INSTRUCTION
Write out the entries below once more, exactly.

DATASET ROWS

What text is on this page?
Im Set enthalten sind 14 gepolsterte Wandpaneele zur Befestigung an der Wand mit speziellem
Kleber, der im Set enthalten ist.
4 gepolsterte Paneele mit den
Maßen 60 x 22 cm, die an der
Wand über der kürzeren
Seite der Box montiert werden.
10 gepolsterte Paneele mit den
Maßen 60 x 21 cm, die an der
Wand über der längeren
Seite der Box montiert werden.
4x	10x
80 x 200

WRITTEN REPLY
What text is on this page?
Im Set enthalten sind 14 gepolsterte Wandpaneele zur Befestigung an der Wand mit speziellem
Kleber, der im Set enthalten ist.
4 gepolsterte Paneele mit den
Maßen 60 x 22 cm, die an der
Wand über der kürzeren
Seite der Box montiert werden.
10 gepolsterte Paneele mit den
Maßen 60 x 21 cm, die an der
Wand über der längeren
Seite der Box montiert werden.
4x	10x
80 x 200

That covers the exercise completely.